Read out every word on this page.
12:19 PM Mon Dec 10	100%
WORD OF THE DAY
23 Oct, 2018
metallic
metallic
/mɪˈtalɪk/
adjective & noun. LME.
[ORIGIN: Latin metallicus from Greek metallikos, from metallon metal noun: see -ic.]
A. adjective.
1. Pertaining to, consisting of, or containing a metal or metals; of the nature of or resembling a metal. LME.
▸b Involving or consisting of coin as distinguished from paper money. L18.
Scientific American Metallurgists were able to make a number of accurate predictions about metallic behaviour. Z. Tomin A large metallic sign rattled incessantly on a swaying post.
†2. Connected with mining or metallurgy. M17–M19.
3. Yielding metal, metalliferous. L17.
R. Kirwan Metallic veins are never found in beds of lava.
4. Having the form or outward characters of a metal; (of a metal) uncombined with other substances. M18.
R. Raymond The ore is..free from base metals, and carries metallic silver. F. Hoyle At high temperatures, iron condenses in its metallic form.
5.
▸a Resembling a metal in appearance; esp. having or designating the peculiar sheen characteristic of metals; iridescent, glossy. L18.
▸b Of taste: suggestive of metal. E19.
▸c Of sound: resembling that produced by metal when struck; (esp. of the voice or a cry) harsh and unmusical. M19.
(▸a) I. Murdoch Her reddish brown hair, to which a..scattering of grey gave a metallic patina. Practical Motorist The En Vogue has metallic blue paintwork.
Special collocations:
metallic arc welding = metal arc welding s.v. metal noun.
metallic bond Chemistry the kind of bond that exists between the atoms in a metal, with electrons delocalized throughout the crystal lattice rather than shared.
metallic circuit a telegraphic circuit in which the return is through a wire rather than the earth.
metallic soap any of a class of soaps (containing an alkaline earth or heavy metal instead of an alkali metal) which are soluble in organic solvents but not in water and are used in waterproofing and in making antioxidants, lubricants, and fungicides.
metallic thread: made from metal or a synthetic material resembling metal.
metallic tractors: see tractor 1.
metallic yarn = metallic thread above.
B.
===============
The entries above must be returned exactly.

Read out every word on this page.
12:19 PM Mon Dec 10	100%
WORD OF THE DAY
23 Oct, 2018
metallic
metallic
/mɪˈtalɪk/
adjective & noun. LME.
[ORIGIN: Latin metallicus from Greek metallikos, from metallon metal noun: see -ic.]
A. adjective.
1. Pertaining to, consisting of, or containing a metal or metals; of the nature of or resembling a metal. LME.
▸b Involving or consisting of coin as distinguished from paper money. L18.
Scientific American Metallurgists were able to make a number of accurate predictions about metallic behaviour. Z. Tomin A large metallic sign rattled incessantly on a swaying post.
†2. Connected with mining or metallurgy. M17–M19.
3. Yielding metal, metalliferous. L17.
R. Kirwan Metallic veins are never found in beds of lava.
4. Having the form or outward characters of a metal; (of a metal) uncombined with other substances. M18.
R. Raymond The ore is..free from base metals, and carries metallic silver. F. Hoyle At high temperatures, iron condenses in its metallic form.
5.
▸a Resembling a metal in appearance; esp. having or designating the peculiar sheen characteristic of metals; iridescent, glossy. L18.
▸b Of taste: suggestive of metal. E19.
▸c Of sound: resembling that produced by metal when struck; (esp. of the voice or a cry) harsh and unmusical. M19.
(▸a) I. Murdoch Her reddish brown hair, to which a..scattering of grey gave a metallic patina. Practical Motorist The En Vogue has metallic blue paintwork.
Special collocations:
metallic arc welding = metal arc welding s.v. metal noun.
metallic bond Chemistry the kind of bond that exists between the atoms in a metal, with electrons delocalized throughout the crystal lattice rather than shared.
metallic circuit a telegraphic circuit in which the return is through a wire rather than the earth.
metallic soap any of a class of soaps (containing an alkaline earth or heavy metal instead of an alkali metal) which are soluble in organic solvents but not in water and are used in waterproofing and in making antioxidants, lubricants, and fungicides.
metallic thread: made from metal or a synthetic material resembling metal.
metallic tractors: see tractor 1.
metallic yarn = metallic thread above.
B.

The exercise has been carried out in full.